Collected data entries:
## Start

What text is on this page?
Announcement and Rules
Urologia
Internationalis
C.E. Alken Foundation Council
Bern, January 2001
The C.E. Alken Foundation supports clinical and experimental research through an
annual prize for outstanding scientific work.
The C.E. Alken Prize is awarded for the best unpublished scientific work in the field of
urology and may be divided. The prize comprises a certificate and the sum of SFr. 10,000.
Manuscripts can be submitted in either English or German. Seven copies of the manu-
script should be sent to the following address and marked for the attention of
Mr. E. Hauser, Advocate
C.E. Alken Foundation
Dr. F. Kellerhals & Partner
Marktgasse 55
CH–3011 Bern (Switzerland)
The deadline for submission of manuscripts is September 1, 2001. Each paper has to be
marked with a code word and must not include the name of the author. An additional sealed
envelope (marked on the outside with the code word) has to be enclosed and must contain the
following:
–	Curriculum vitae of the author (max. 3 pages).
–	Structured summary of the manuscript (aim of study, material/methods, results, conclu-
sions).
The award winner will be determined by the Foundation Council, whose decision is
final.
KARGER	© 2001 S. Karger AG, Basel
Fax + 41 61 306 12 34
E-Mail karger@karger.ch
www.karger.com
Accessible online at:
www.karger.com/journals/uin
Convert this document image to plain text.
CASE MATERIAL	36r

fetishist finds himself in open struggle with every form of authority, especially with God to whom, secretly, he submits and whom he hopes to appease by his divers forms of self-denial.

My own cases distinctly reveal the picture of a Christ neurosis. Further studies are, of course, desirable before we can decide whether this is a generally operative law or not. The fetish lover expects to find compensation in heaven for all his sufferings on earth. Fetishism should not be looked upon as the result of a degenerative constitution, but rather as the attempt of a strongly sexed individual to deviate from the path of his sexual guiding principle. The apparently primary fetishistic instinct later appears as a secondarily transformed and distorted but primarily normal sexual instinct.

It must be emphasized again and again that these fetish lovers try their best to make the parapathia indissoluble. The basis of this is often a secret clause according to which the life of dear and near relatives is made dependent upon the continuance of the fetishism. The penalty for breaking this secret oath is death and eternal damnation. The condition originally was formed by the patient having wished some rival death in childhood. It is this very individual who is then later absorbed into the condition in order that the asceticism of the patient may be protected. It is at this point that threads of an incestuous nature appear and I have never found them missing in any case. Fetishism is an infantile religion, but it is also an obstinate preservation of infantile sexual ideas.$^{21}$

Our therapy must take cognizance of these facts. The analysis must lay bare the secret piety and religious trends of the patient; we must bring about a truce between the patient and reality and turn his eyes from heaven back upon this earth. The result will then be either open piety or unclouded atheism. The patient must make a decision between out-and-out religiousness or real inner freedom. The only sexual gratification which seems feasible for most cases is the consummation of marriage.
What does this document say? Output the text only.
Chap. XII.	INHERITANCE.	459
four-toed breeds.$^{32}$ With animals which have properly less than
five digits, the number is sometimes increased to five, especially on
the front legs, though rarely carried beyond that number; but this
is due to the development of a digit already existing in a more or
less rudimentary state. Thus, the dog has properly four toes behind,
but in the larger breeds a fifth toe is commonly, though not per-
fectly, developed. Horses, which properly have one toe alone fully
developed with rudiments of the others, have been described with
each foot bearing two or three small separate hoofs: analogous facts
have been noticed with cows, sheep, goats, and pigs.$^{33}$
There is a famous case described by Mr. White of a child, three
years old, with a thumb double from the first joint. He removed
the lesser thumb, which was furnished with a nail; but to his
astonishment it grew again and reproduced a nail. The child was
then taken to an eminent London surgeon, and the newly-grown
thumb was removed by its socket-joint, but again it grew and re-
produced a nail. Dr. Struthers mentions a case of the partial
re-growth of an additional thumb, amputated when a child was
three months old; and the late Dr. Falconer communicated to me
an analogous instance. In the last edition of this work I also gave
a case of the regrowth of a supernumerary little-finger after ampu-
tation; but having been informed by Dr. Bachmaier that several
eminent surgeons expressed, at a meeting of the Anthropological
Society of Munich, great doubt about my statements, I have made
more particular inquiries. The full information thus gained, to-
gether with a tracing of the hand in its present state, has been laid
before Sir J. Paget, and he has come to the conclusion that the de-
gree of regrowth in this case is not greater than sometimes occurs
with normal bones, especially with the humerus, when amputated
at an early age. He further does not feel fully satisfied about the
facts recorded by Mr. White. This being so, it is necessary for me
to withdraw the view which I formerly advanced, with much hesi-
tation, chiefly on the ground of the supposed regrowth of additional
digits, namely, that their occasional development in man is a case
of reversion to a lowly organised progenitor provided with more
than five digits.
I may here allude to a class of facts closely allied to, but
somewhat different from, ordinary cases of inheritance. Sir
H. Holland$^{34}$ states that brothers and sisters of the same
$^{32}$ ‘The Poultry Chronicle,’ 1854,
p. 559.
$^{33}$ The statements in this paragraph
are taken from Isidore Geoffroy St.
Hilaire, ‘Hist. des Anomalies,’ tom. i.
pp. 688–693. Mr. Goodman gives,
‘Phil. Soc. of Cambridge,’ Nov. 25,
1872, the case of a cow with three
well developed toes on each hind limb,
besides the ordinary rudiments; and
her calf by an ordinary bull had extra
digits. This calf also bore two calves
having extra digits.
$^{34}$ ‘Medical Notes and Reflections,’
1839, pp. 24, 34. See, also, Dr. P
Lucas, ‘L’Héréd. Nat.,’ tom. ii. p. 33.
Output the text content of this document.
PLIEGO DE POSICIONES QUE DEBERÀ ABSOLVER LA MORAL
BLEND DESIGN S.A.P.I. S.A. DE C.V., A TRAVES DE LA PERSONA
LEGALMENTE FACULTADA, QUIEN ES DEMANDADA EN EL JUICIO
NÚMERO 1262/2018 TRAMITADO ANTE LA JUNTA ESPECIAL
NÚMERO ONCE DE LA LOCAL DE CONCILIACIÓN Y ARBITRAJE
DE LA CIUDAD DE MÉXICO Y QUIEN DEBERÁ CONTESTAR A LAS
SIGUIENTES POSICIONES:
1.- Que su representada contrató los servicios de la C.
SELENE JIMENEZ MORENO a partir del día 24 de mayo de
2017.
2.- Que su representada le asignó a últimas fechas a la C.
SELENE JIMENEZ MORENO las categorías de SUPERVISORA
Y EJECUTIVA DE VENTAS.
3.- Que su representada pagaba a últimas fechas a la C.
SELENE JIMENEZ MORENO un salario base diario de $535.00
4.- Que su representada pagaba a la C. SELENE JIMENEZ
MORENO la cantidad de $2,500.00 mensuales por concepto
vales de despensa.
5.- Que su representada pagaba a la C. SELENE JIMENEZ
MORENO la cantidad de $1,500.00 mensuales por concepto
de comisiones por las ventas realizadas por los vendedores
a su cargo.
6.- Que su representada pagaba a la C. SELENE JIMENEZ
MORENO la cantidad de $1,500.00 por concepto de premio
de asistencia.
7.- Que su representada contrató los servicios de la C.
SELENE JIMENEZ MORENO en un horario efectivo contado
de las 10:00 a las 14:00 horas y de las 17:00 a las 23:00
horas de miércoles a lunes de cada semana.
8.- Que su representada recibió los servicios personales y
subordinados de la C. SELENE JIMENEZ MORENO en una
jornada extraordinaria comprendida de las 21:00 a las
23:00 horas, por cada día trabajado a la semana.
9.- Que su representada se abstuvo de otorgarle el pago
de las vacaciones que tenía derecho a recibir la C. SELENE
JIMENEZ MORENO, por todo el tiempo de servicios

## End

**Directive:**
Give a word-for-word copy of the records.

**Answer to this problem:**
What text is on this page?
Announcement and Rules
Urologia
Internationalis
C.E. Alken Foundation Council
Bern, January 2001
The C.E. Alken Foundation supports clinical and experimental research through an
annual prize for outstanding scientific work.
The C.E. Alken Prize is awarded for the best unpublished scientific work in the field of
urology and may be divided. The prize comprises a certificate and the sum of SFr. 10,000.
Manuscripts can be submitted in either English or German. Seven copies of the manu-
script should be sent to the following address and marked for the attention of
Mr. E. Hauser, Advocate
C.E. Alken Foundation
Dr. F. Kellerhals & Partner
Marktgasse 55
CH–3011 Bern (Switzerland)
The deadline for submission of manuscripts is September 1, 2001. Each paper has to be
marked with a code word and must not include the name of the author. An additional sealed
envelope (marked on the outside with the code word) has to be enclosed and must contain the
following:
–	Curriculum vitae of the author (max. 3 pages).
–	Structured summary of the manuscript (aim of study, material/methods, results, conclu-
sions).
The award winner will be determined by the Foundation Council, whose decision is
final.
KARGER	© 2001 S. Karger AG, Basel
Fax + 41 61 306 12 34
E-Mail karger@karger.ch
www.karger.com
Accessible online at:
www.karger.com/journals/uin
Convert this document image to plain text.
CASE MATERIAL	36r

fetishist finds himself in open struggle with every form of authority, especially with God to whom, secretly, he submits and whom he hopes to appease by his divers forms of self-denial.

My own cases distinctly reveal the picture of a Christ neurosis. Further studies are, of course, desirable before we can decide whether this is a generally operative law or not. The fetish lover expects to find compensation in heaven for all his sufferings on earth. Fetishism should not be looked upon as the result of a degenerative constitution, but rather as the attempt of a strongly sexed individual to deviate from the path of his sexual guiding principle. The apparently primary fetishistic instinct later appears as a secondarily transformed and distorted but primarily normal sexual instinct.

It must be emphasized again and again that these fetish lovers try their best to make the parapathia indissoluble. The basis of this is often a secret clause according to which the life of dear and near relatives is made dependent upon the continuance of the fetishism. The penalty for breaking this secret oath is death and eternal damnation. The condition originally was formed by the patient having wished some rival death in childhood. It is this very individual who is then later absorbed into the condition in order that the asceticism of the patient may be protected. It is at this point that threads of an incestuous nature appear and I have never found them missing in any case. Fetishism is an infantile religion, but it is also an obstinate preservation of infantile sexual ideas.$^{21}$

Our therapy must take cognizance of these facts. The analysis must lay bare the secret piety and religious trends of the patient; we must bring about a truce between the patient and reality and turn his eyes from heaven back upon this earth. The result will then be either open piety or unclouded atheism. The patient must make a decision between out-and-out religiousness or real inner freedom. The only sexual gratification which seems feasible for most cases is the consummation of marriage.
What does this document say? Output the text only.
Chap. XII.	INHERITANCE.	459
four-toed breeds.$^{32}$ With animals which have properly less than
five digits, the number is sometimes increased to five, especially on
the front legs, though rarely carried beyond that number; but this
is due to the development of a digit already existing in a more or
less rudimentary state. Thus, the dog has properly four toes behind,
but in the larger breeds a fifth toe is commonly, though not per-
fectly, developed. Horses, which properly have one toe alone fully
developed with rudiments of the others, have been described with
each foot bearing two or three small separate hoofs: analogous facts
have been noticed with cows, sheep, goats, and pigs.$^{33}$
There is a famous case described by Mr. White of a child, three
years old, with a thumb double from the first joint. He removed
the lesser thumb, which was furnished with a nail; but to his
astonishment it grew again and reproduced a nail. The child was
then taken to an eminent London surgeon, and the newly-grown
thumb was removed by its socket-joint, but again it grew and re-
produced a nail. Dr. Struthers mentions a case of the partial
re-growth of an additional thumb, amputated when a child was
three months old; and the late Dr. Falconer communicated to me
an analogous instance. In the last edition of this work I also gave
a case of the regrowth of a supernumerary little-finger after ampu-
tation; but having been informed by Dr. Bachmaier that several
eminent surgeons expressed, at a meeting of the Anthropological
Society of Munich, great doubt about my statements, I have made
more particular inquiries. The full information thus gained, to-
gether with a tracing of the hand in its present state, has been laid
before Sir J. Paget, and he has come to the conclusion that the de-
gree of regrowth in this case is not greater than sometimes occurs
with normal bones, especially with the humerus, when amputated
at an early age. He further does not feel fully satisfied about the
facts recorded by Mr. White. This being so, it is necessary for me
to withdraw the view which I formerly advanced, with much hesi-
tation, chiefly on the ground of the supposed regrowth of additional
digits, namely, that their occasional development in man is a case
of reversion to a lowly organised progenitor provided with more
than five digits.
I may here allude to a class of facts closely allied to, but
somewhat different from, ordinary cases of inheritance. Sir
H. Holland$^{34}$ states that brothers and sisters of the same
$^{32}$ ‘The Poultry Chronicle,’ 1854,
p. 559.
$^{33}$ The statements in this paragraph
are taken from Isidore Geoffroy St.
Hilaire, ‘Hist. des Anomalies,’ tom. i.
pp. 688–693. Mr. Goodman gives,
‘Phil. Soc. of Cambridge,’ Nov. 25,
1872, the case of a cow with three
well developed toes on each hind limb,
besides the ordinary rudiments; and
her calf by an ordinary bull had extra
digits. This calf also bore two calves
having extra digits.
$^{34}$ ‘Medical Notes and Reflections,’
1839, pp. 24, 34. See, also, Dr. P
Lucas, ‘L’Héréd. Nat.,’ tom. ii. p. 33.
Output the text content of this document.
PLIEGO DE POSICIONES QUE DEBERÀ ABSOLVER LA MORAL
BLEND DESIGN S.A.P.I. S.A. DE C.V., A TRAVES DE LA PERSONA
LEGALMENTE FACULTADA, QUIEN ES DEMANDADA EN EL JUICIO
NÚMERO 1262/2018 TRAMITADO ANTE LA JUNTA ESPECIAL
NÚMERO ONCE DE LA LOCAL DE CONCILIACIÓN Y ARBITRAJE
DE LA CIUDAD DE MÉXICO Y QUIEN DEBERÁ CONTESTAR A LAS
SIGUIENTES POSICIONES:
1.- Que su representada contrató los servicios de la C.
SELENE JIMENEZ MORENO a partir del día 24 de mayo de
2017.
2.- Que su representada le asignó a últimas fechas a la C.
SELENE JIMENEZ MORENO las categorías de SUPERVISORA
Y EJECUTIVA DE VENTAS.
3.- Que su representada pagaba a últimas fechas a la C.
SELENE JIMENEZ MORENO un salario base diario de $535.00
4.- Que su representada pagaba a la C. SELENE JIMENEZ
MORENO la cantidad de $2,500.00 mensuales por concepto
vales de despensa.
5.- Que su representada pagaba a la C. SELENE JIMENEZ
MORENO la cantidad de $1,500.00 mensuales por concepto
de comisiones por las ventas realizadas por los vendedores
a su cargo.
6.- Que su representada pagaba a la C. SELENE JIMENEZ
MORENO la cantidad de $1,500.00 por concepto de premio
de asistencia.
7.- Que su representada contrató los servicios de la C.
SELENE JIMENEZ MORENO en un horario efectivo contado
de las 10:00 a las 14:00 horas y de las 17:00 a las 23:00
horas de miércoles a lunes de cada semana.
8.- Que su representada recibió los servicios personales y
subordinados de la C. SELENE JIMENEZ MORENO en una
jornada extraordinaria comprendida de las 21:00 a las
23:00 horas, por cada día trabajado a la semana.
9.- Que su representada se abstuvo de otorgarle el pago
de las vacaciones que tenía derecho a recibir la C. SELENE
JIMENEZ MORENO, por todo el tiempo de servicios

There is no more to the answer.